[Dataset excerpt]

· · · ·

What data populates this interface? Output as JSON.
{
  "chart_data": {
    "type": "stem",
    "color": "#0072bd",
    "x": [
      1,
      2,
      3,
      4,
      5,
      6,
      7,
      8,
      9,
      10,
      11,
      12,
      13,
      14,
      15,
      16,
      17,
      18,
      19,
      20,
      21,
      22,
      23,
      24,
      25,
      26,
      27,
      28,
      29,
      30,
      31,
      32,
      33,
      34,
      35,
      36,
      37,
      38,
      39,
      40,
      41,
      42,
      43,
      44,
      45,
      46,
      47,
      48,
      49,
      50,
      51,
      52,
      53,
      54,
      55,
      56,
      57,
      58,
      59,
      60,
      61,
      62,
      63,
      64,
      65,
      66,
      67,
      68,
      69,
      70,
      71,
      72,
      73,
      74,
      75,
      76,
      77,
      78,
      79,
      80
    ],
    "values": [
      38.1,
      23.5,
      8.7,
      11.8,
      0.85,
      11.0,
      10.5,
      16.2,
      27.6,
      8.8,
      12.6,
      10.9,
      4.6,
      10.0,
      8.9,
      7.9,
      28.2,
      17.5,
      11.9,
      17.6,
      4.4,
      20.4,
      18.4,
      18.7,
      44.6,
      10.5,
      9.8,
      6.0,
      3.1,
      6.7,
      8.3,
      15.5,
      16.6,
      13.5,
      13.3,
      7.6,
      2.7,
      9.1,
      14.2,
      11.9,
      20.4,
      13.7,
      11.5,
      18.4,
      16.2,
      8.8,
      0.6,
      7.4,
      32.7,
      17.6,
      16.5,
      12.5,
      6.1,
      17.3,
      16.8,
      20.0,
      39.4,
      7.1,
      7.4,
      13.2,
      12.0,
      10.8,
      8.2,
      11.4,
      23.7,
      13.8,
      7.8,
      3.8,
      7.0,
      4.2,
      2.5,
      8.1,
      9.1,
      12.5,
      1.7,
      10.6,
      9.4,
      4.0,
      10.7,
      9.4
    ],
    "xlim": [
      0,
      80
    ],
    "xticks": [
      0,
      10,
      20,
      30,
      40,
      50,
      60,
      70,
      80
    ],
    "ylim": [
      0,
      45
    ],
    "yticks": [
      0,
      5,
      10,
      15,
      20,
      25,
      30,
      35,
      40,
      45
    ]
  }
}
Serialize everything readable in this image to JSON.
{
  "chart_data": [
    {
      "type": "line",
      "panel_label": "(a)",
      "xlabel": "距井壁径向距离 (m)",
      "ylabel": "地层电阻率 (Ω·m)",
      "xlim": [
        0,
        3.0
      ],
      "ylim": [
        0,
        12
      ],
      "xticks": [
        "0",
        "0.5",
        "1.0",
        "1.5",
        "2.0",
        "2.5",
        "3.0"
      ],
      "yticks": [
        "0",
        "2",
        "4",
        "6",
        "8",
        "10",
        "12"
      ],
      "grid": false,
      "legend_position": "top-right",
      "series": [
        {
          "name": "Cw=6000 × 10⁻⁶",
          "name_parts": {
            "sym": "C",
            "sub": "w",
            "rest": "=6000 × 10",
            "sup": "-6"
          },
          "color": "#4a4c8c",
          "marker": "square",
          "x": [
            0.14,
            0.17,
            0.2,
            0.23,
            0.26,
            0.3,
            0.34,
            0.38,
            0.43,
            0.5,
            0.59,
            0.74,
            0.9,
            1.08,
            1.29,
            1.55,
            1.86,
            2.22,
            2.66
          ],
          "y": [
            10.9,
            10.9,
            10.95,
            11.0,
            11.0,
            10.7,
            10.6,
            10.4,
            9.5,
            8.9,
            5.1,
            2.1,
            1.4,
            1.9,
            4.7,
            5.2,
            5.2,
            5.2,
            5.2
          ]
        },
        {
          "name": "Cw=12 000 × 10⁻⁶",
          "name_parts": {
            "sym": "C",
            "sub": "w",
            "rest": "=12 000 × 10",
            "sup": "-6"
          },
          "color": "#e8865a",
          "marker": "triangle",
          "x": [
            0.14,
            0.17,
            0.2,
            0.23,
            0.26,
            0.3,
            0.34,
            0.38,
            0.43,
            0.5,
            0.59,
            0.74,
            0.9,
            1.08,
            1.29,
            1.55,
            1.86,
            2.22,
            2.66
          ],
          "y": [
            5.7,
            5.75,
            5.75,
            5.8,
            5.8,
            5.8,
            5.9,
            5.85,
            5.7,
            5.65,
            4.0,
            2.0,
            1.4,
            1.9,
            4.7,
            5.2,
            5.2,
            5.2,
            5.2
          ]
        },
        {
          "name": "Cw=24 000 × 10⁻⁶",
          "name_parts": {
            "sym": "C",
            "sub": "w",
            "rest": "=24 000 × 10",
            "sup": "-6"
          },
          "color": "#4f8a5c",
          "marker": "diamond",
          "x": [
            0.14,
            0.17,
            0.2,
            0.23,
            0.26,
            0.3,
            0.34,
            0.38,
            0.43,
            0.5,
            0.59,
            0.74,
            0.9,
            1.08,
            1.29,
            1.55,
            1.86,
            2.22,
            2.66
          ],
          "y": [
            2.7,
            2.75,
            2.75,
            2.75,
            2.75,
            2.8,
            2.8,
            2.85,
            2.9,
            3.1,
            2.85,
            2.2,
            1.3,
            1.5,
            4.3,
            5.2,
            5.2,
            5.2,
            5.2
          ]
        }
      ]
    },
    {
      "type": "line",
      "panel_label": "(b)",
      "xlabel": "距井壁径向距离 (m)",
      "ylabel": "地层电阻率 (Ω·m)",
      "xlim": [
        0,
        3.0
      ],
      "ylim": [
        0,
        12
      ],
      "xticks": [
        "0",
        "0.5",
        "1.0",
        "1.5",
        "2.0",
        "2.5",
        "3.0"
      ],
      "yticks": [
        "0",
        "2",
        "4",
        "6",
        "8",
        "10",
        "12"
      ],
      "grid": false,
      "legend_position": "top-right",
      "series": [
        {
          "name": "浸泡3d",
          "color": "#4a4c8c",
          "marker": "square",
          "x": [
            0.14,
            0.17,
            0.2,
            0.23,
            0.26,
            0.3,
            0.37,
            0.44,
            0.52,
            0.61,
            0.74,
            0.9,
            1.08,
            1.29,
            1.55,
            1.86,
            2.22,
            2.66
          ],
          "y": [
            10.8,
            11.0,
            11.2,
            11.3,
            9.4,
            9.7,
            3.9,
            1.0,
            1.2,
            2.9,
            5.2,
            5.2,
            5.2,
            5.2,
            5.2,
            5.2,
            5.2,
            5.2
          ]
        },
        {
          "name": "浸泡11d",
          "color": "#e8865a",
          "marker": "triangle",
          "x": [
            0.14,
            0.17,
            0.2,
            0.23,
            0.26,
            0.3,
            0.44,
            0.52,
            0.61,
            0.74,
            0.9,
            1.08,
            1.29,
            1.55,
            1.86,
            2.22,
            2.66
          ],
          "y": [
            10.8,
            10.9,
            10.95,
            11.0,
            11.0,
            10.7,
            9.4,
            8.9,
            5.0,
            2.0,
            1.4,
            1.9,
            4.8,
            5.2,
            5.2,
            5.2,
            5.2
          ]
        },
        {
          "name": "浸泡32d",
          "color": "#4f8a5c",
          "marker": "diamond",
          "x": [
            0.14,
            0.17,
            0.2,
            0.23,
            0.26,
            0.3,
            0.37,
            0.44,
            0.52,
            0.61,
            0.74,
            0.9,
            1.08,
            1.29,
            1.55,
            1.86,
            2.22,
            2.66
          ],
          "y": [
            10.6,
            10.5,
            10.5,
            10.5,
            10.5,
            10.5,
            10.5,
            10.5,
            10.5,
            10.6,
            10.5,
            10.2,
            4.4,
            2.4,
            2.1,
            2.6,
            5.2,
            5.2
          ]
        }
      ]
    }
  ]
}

· · · ·

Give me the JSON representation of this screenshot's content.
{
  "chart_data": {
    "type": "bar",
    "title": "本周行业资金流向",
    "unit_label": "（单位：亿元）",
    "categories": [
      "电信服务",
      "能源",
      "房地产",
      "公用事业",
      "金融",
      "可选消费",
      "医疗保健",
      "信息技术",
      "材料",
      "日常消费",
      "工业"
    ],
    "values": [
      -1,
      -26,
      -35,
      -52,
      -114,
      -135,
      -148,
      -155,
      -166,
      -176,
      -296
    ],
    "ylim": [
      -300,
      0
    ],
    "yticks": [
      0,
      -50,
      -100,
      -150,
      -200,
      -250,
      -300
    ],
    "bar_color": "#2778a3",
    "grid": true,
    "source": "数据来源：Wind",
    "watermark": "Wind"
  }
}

· · · ·

Find the word "rest" in the records and pull out each line that has it.

            "rest": "=6000 × 10",
            "rest": "=12 000 × 10",
            "rest": "=24 000 × 10",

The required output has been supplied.